_Materials provided_.

◆ ◆ ◆ ◆ ◆

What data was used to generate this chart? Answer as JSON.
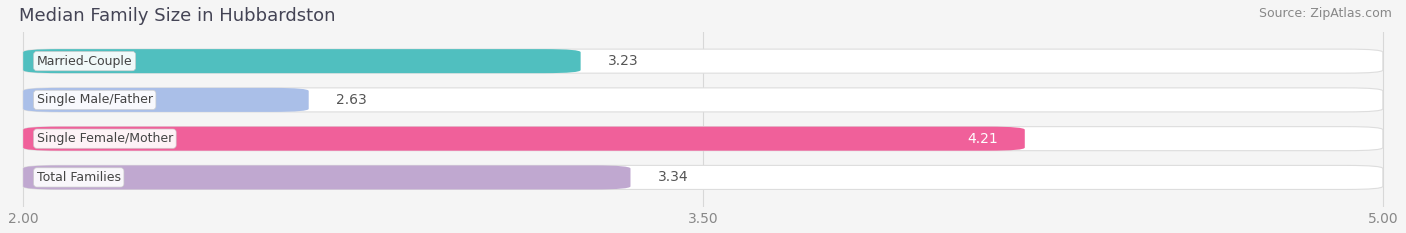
{
  "title": "Median Family Size in Hubbardston",
  "source": "Source: ZipAtlas.com",
  "categories": [
    "Married-Couple",
    "Single Male/Father",
    "Single Female/Mother",
    "Total Families"
  ],
  "values": [
    3.23,
    2.63,
    4.21,
    3.34
  ],
  "bar_colors": [
    "#50bfbf",
    "#aabfe8",
    "#f0609a",
    "#c0a8d0"
  ],
  "bar_bg_color": "#ffffff",
  "bar_bg_edge_color": "#dddddd",
  "xlim": [
    2.0,
    5.0
  ],
  "xticks": [
    2.0,
    3.5,
    5.0
  ],
  "xtick_labels": [
    "2.00",
    "3.50",
    "5.00"
  ],
  "label_outside_color": "#555555",
  "label_inside_color": "#ffffff",
  "label_inside_threshold": 4.0,
  "bar_height": 0.62,
  "background_color": "#f5f5f5",
  "title_fontsize": 13,
  "source_fontsize": 9,
  "label_fontsize": 10,
  "tick_fontsize": 10,
  "category_fontsize": 9,
  "category_label_color": "#444444"
}
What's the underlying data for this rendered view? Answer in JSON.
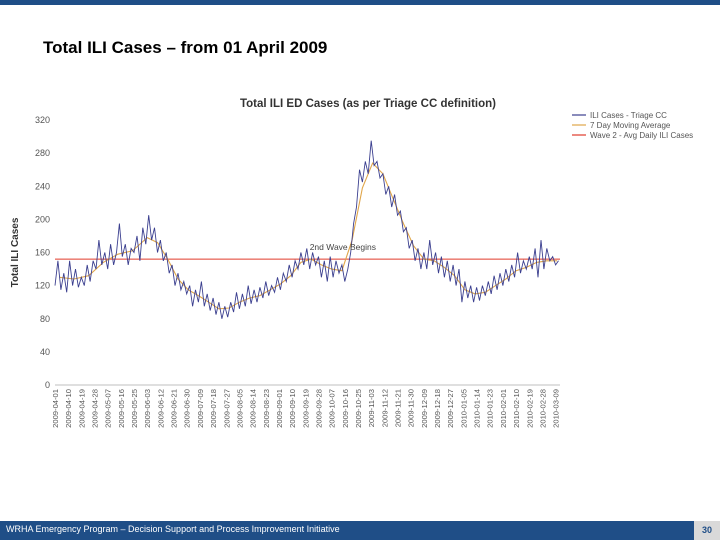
{
  "slide": {
    "title": "Total ILI Cases – from 01 April 2009",
    "footer": "WRHA Emergency Program – Decision Support and Process Improvement Initiative",
    "page_number": "30"
  },
  "colors": {
    "daily": "#3b3f8f",
    "moving_avg": "#e0a64a",
    "wave_avg": "#e03a2a",
    "top_bar": "#1f4e87"
  },
  "chart_data": {
    "type": "line",
    "title": "Total ILI ED Cases (as per Triage CC definition)",
    "ylabel": "Total ILI Cases",
    "xlabel": "",
    "ylim": [
      0,
      320
    ],
    "yticks": [
      0,
      40,
      80,
      120,
      160,
      200,
      240,
      280,
      320
    ],
    "grid": false,
    "legend_position": "right",
    "x_start": "2009-04-01",
    "x_end": "2010-03-12",
    "x_tick_labels": [
      "2009-04-01",
      "2009-04-10",
      "2009-04-19",
      "2009-04-28",
      "2009-05-07",
      "2009-05-16",
      "2009-05-25",
      "2009-06-03",
      "2009-06-12",
      "2009-06-21",
      "2009-06-30",
      "2009-07-09",
      "2009-07-18",
      "2009-07-27",
      "2009-08-05",
      "2009-08-14",
      "2009-08-23",
      "2009-09-01",
      "2009-09-10",
      "2009-09-19",
      "2009-09-28",
      "2009-10-07",
      "2009-10-16",
      "2009-10-25",
      "2009-11-03",
      "2009-11-12",
      "2009-11-21",
      "2009-11-30",
      "2009-12-09",
      "2009-12-18",
      "2009-12-27",
      "2010-01-05",
      "2010-01-14",
      "2010-01-23",
      "2010-02-01",
      "2010-02-10",
      "2010-02-19",
      "2010-02-28",
      "2010-03-09"
    ],
    "series": [
      {
        "name": "ILI Cases - Triage CC",
        "type": "line",
        "points": [
          [
            "2009-04-01",
            120
          ],
          [
            "2009-04-03",
            150
          ],
          [
            "2009-04-05",
            115
          ],
          [
            "2009-04-07",
            135
          ],
          [
            "2009-04-09",
            112
          ],
          [
            "2009-04-11",
            150
          ],
          [
            "2009-04-13",
            120
          ],
          [
            "2009-04-15",
            140
          ],
          [
            "2009-04-17",
            118
          ],
          [
            "2009-04-19",
            130
          ],
          [
            "2009-04-21",
            120
          ],
          [
            "2009-04-23",
            145
          ],
          [
            "2009-04-25",
            125
          ],
          [
            "2009-04-27",
            150
          ],
          [
            "2009-04-29",
            140
          ],
          [
            "2009-05-01",
            175
          ],
          [
            "2009-05-03",
            145
          ],
          [
            "2009-05-05",
            160
          ],
          [
            "2009-05-07",
            140
          ],
          [
            "2009-05-09",
            170
          ],
          [
            "2009-05-11",
            145
          ],
          [
            "2009-05-13",
            160
          ],
          [
            "2009-05-15",
            195
          ],
          [
            "2009-05-17",
            155
          ],
          [
            "2009-05-19",
            170
          ],
          [
            "2009-05-21",
            145
          ],
          [
            "2009-05-23",
            165
          ],
          [
            "2009-05-25",
            160
          ],
          [
            "2009-05-27",
            180
          ],
          [
            "2009-05-29",
            150
          ],
          [
            "2009-05-31",
            190
          ],
          [
            "2009-06-02",
            170
          ],
          [
            "2009-06-04",
            205
          ],
          [
            "2009-06-06",
            175
          ],
          [
            "2009-06-08",
            190
          ],
          [
            "2009-06-10",
            160
          ],
          [
            "2009-06-12",
            175
          ],
          [
            "2009-06-14",
            150
          ],
          [
            "2009-06-16",
            160
          ],
          [
            "2009-06-18",
            135
          ],
          [
            "2009-06-20",
            145
          ],
          [
            "2009-06-22",
            120
          ],
          [
            "2009-06-24",
            135
          ],
          [
            "2009-06-26",
            115
          ],
          [
            "2009-06-28",
            125
          ],
          [
            "2009-06-30",
            110
          ],
          [
            "2009-07-02",
            120
          ],
          [
            "2009-07-04",
            95
          ],
          [
            "2009-07-06",
            115
          ],
          [
            "2009-07-08",
            100
          ],
          [
            "2009-07-10",
            125
          ],
          [
            "2009-07-12",
            95
          ],
          [
            "2009-07-14",
            110
          ],
          [
            "2009-07-16",
            90
          ],
          [
            "2009-07-18",
            105
          ],
          [
            "2009-07-20",
            85
          ],
          [
            "2009-07-22",
            100
          ],
          [
            "2009-07-24",
            80
          ],
          [
            "2009-07-26",
            95
          ],
          [
            "2009-07-28",
            82
          ],
          [
            "2009-07-30",
            100
          ],
          [
            "2009-08-01",
            88
          ],
          [
            "2009-08-03",
            112
          ],
          [
            "2009-08-05",
            92
          ],
          [
            "2009-08-07",
            110
          ],
          [
            "2009-08-09",
            95
          ],
          [
            "2009-08-11",
            120
          ],
          [
            "2009-08-13",
            98
          ],
          [
            "2009-08-15",
            115
          ],
          [
            "2009-08-17",
            100
          ],
          [
            "2009-08-19",
            118
          ],
          [
            "2009-08-21",
            105
          ],
          [
            "2009-08-23",
            125
          ],
          [
            "2009-08-25",
            108
          ],
          [
            "2009-08-27",
            120
          ],
          [
            "2009-08-29",
            112
          ],
          [
            "2009-08-31",
            130
          ],
          [
            "2009-09-02",
            115
          ],
          [
            "2009-09-04",
            135
          ],
          [
            "2009-09-06",
            125
          ],
          [
            "2009-09-08",
            145
          ],
          [
            "2009-09-10",
            130
          ],
          [
            "2009-09-12",
            150
          ],
          [
            "2009-09-14",
            140
          ],
          [
            "2009-09-16",
            160
          ],
          [
            "2009-09-18",
            145
          ],
          [
            "2009-09-20",
            165
          ],
          [
            "2009-09-22",
            140
          ],
          [
            "2009-09-24",
            160
          ],
          [
            "2009-09-26",
            145
          ],
          [
            "2009-09-28",
            155
          ],
          [
            "2009-09-30",
            130
          ],
          [
            "2009-10-02",
            150
          ],
          [
            "2009-10-04",
            125
          ],
          [
            "2009-10-06",
            155
          ],
          [
            "2009-10-08",
            130
          ],
          [
            "2009-10-10",
            150
          ],
          [
            "2009-10-12",
            135
          ],
          [
            "2009-10-14",
            145
          ],
          [
            "2009-10-16",
            125
          ],
          [
            "2009-10-18",
            140
          ],
          [
            "2009-10-20",
            160
          ],
          [
            "2009-10-22",
            195
          ],
          [
            "2009-10-24",
            215
          ],
          [
            "2009-10-26",
            260
          ],
          [
            "2009-10-28",
            245
          ],
          [
            "2009-10-30",
            270
          ],
          [
            "2009-11-01",
            255
          ],
          [
            "2009-11-03",
            295
          ],
          [
            "2009-11-05",
            265
          ],
          [
            "2009-11-07",
            270
          ],
          [
            "2009-11-09",
            250
          ],
          [
            "2009-11-11",
            255
          ],
          [
            "2009-11-13",
            230
          ],
          [
            "2009-11-15",
            240
          ],
          [
            "2009-11-17",
            215
          ],
          [
            "2009-11-19",
            230
          ],
          [
            "2009-11-21",
            205
          ],
          [
            "2009-11-23",
            210
          ],
          [
            "2009-11-25",
            185
          ],
          [
            "2009-11-27",
            190
          ],
          [
            "2009-11-29",
            165
          ],
          [
            "2009-12-01",
            175
          ],
          [
            "2009-12-03",
            150
          ],
          [
            "2009-12-05",
            165
          ],
          [
            "2009-12-07",
            140
          ],
          [
            "2009-12-09",
            160
          ],
          [
            "2009-12-11",
            140
          ],
          [
            "2009-12-13",
            175
          ],
          [
            "2009-12-15",
            145
          ],
          [
            "2009-12-17",
            160
          ],
          [
            "2009-12-19",
            135
          ],
          [
            "2009-12-21",
            155
          ],
          [
            "2009-12-23",
            130
          ],
          [
            "2009-12-25",
            150
          ],
          [
            "2009-12-27",
            125
          ],
          [
            "2009-12-29",
            145
          ],
          [
            "2009-12-31",
            120
          ],
          [
            "2010-01-02",
            140
          ],
          [
            "2010-01-04",
            100
          ],
          [
            "2010-01-06",
            125
          ],
          [
            "2010-01-08",
            105
          ],
          [
            "2010-01-10",
            120
          ],
          [
            "2010-01-12",
            100
          ],
          [
            "2010-01-14",
            118
          ],
          [
            "2010-01-16",
            102
          ],
          [
            "2010-01-18",
            120
          ],
          [
            "2010-01-20",
            108
          ],
          [
            "2010-01-22",
            125
          ],
          [
            "2010-01-24",
            110
          ],
          [
            "2010-01-26",
            132
          ],
          [
            "2010-01-28",
            115
          ],
          [
            "2010-01-30",
            135
          ],
          [
            "2010-02-01",
            120
          ],
          [
            "2010-02-03",
            140
          ],
          [
            "2010-02-05",
            125
          ],
          [
            "2010-02-07",
            145
          ],
          [
            "2010-02-09",
            130
          ],
          [
            "2010-02-11",
            160
          ],
          [
            "2010-02-13",
            135
          ],
          [
            "2010-02-15",
            150
          ],
          [
            "2010-02-17",
            140
          ],
          [
            "2010-02-19",
            155
          ],
          [
            "2010-02-21",
            140
          ],
          [
            "2010-02-23",
            165
          ],
          [
            "2010-02-25",
            130
          ],
          [
            "2010-02-27",
            175
          ],
          [
            "2010-03-01",
            140
          ],
          [
            "2010-03-03",
            165
          ],
          [
            "2010-03-05",
            150
          ],
          [
            "2010-03-07",
            155
          ],
          [
            "2010-03-09",
            145
          ],
          [
            "2010-03-11",
            150
          ]
        ]
      },
      {
        "name": "7 Day Moving Average",
        "type": "line",
        "points": [
          [
            "2009-04-04",
            130
          ],
          [
            "2009-04-14",
            128
          ],
          [
            "2009-04-24",
            132
          ],
          [
            "2009-05-04",
            148
          ],
          [
            "2009-05-14",
            158
          ],
          [
            "2009-05-24",
            162
          ],
          [
            "2009-06-03",
            178
          ],
          [
            "2009-06-10",
            172
          ],
          [
            "2009-06-17",
            152
          ],
          [
            "2009-06-24",
            128
          ],
          [
            "2009-07-01",
            115
          ],
          [
            "2009-07-08",
            108
          ],
          [
            "2009-07-15",
            100
          ],
          [
            "2009-07-22",
            92
          ],
          [
            "2009-07-29",
            93
          ],
          [
            "2009-08-05",
            100
          ],
          [
            "2009-08-12",
            105
          ],
          [
            "2009-08-19",
            108
          ],
          [
            "2009-08-26",
            115
          ],
          [
            "2009-09-02",
            122
          ],
          [
            "2009-09-09",
            132
          ],
          [
            "2009-09-16",
            148
          ],
          [
            "2009-09-23",
            152
          ],
          [
            "2009-09-30",
            145
          ],
          [
            "2009-10-07",
            140
          ],
          [
            "2009-10-14",
            138
          ],
          [
            "2009-10-21",
            175
          ],
          [
            "2009-10-28",
            238
          ],
          [
            "2009-11-04",
            268
          ],
          [
            "2009-11-11",
            255
          ],
          [
            "2009-11-18",
            225
          ],
          [
            "2009-11-25",
            195
          ],
          [
            "2009-12-02",
            168
          ],
          [
            "2009-12-09",
            152
          ],
          [
            "2009-12-16",
            150
          ],
          [
            "2009-12-23",
            142
          ],
          [
            "2009-12-30",
            132
          ],
          [
            "2010-01-06",
            115
          ],
          [
            "2010-01-13",
            110
          ],
          [
            "2010-01-20",
            112
          ],
          [
            "2010-01-27",
            120
          ],
          [
            "2010-02-03",
            128
          ],
          [
            "2010-02-10",
            138
          ],
          [
            "2010-02-17",
            142
          ],
          [
            "2010-02-24",
            148
          ],
          [
            "2010-03-03",
            150
          ],
          [
            "2010-03-10",
            150
          ]
        ]
      },
      {
        "name": "Wave 2 - Avg Daily ILI Cases",
        "type": "hline",
        "value": 152
      }
    ],
    "annotations": [
      {
        "text": "2nd Wave Begins",
        "x": "2009-09-22",
        "y": 163
      }
    ]
  }
}
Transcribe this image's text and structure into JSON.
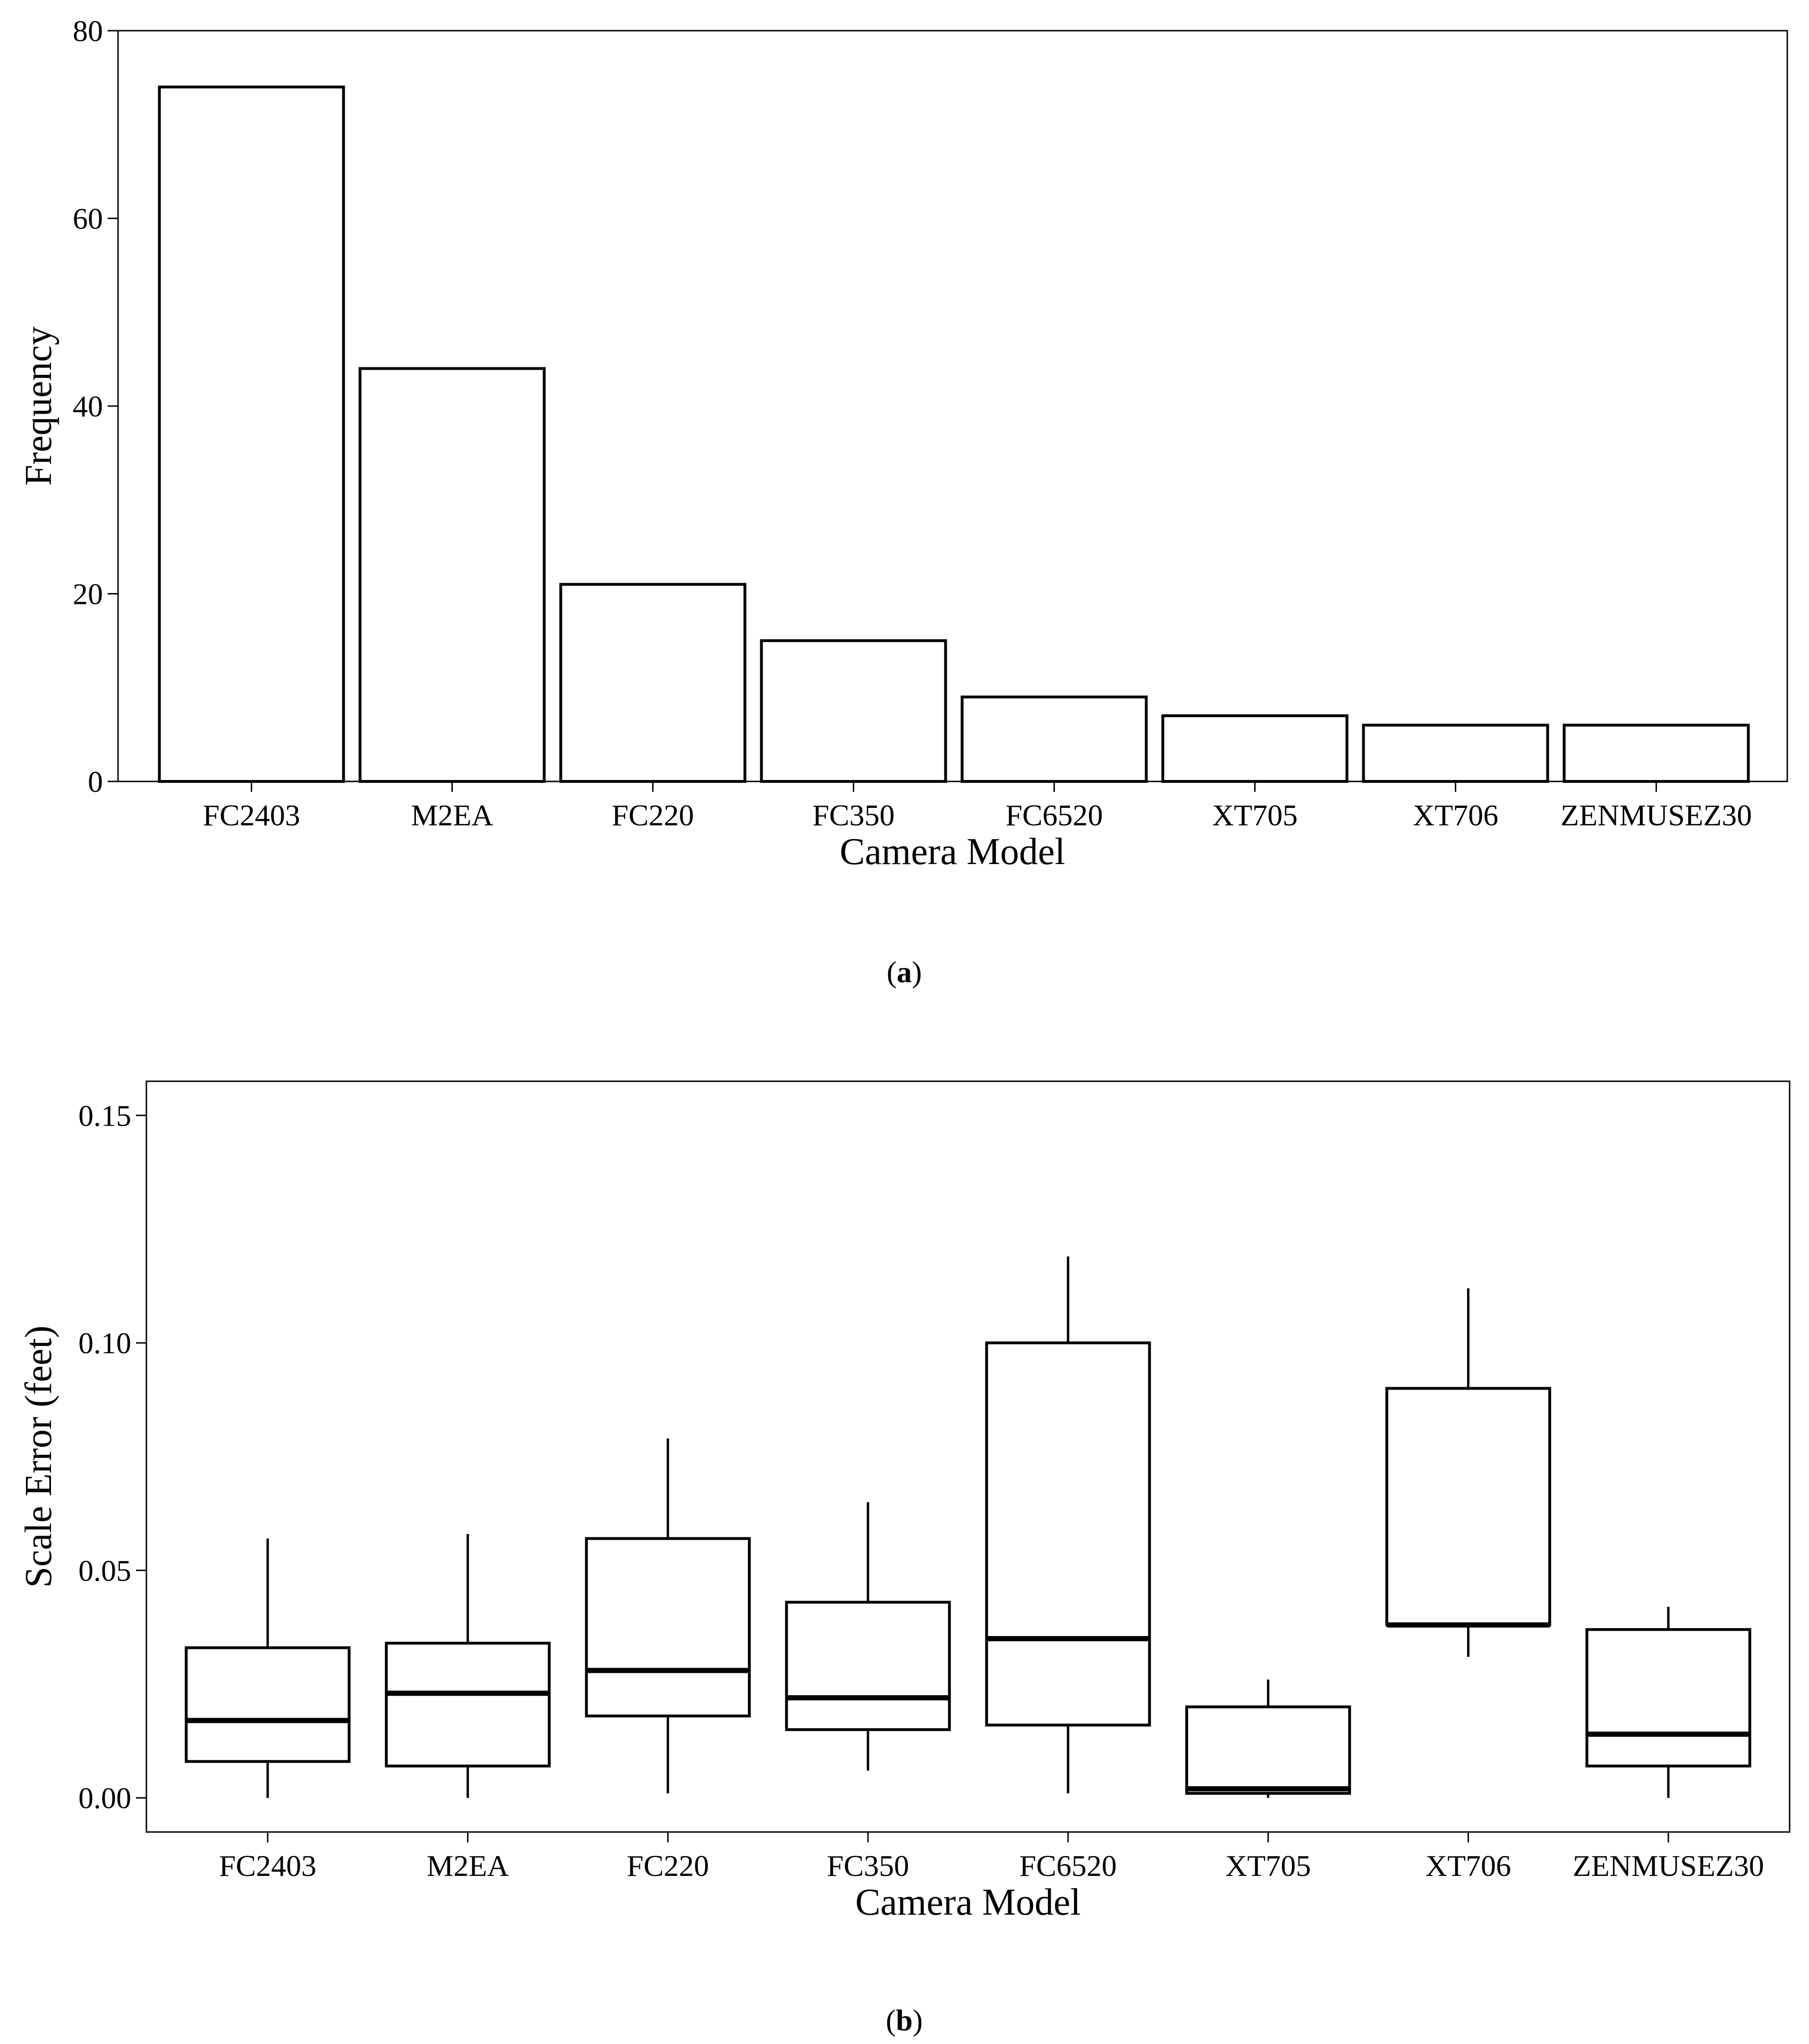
{
  "chart_data": [
    {
      "type": "bar",
      "panel_label": "a",
      "xlabel": "Camera Model",
      "ylabel": "Frequency",
      "ylim": [
        0,
        80
      ],
      "yticks": [
        0,
        20,
        40,
        60,
        80
      ],
      "categories": [
        "FC2403",
        "M2EA",
        "FC220",
        "FC350",
        "FC6520",
        "XT705",
        "XT706",
        "ZENMUSEZ30"
      ],
      "values": [
        74,
        44,
        21,
        15,
        9,
        7,
        6,
        6
      ]
    },
    {
      "type": "box",
      "panel_label": "b",
      "xlabel": "Camera Model",
      "ylabel": "Scale Error (feet)",
      "ylim": [
        -0.0075,
        0.1575
      ],
      "yticks": [
        "0.00",
        "0.05",
        "0.10",
        "0.15"
      ],
      "categories": [
        "FC2403",
        "M2EA",
        "FC220",
        "FC350",
        "FC6520",
        "XT705",
        "XT706",
        "ZENMUSEZ30"
      ],
      "boxes": [
        {
          "min": 0.0,
          "q1": 0.008,
          "median": 0.017,
          "q3": 0.033,
          "max": 0.057
        },
        {
          "min": 0.0,
          "q1": 0.007,
          "median": 0.023,
          "q3": 0.034,
          "max": 0.058
        },
        {
          "min": 0.001,
          "q1": 0.018,
          "median": 0.028,
          "q3": 0.057,
          "max": 0.079
        },
        {
          "min": 0.006,
          "q1": 0.015,
          "median": 0.022,
          "q3": 0.043,
          "max": 0.065
        },
        {
          "min": 0.001,
          "q1": 0.016,
          "median": 0.035,
          "q3": 0.1,
          "max": 0.119
        },
        {
          "min": 0.0,
          "q1": 0.001,
          "median": 0.002,
          "q3": 0.02,
          "max": 0.026
        },
        {
          "min": 0.031,
          "q1": 0.038,
          "median": 0.038,
          "q3": 0.09,
          "max": 0.112
        },
        {
          "min": 0.0,
          "q1": 0.007,
          "median": 0.014,
          "q3": 0.037,
          "max": 0.042
        }
      ]
    }
  ]
}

◆ ◆ ◆ ◆ ◆

_Description of the task_. Check each line above for the string "ffffff" and report how many lines have it, giving only the number.

_Worked answer_. 2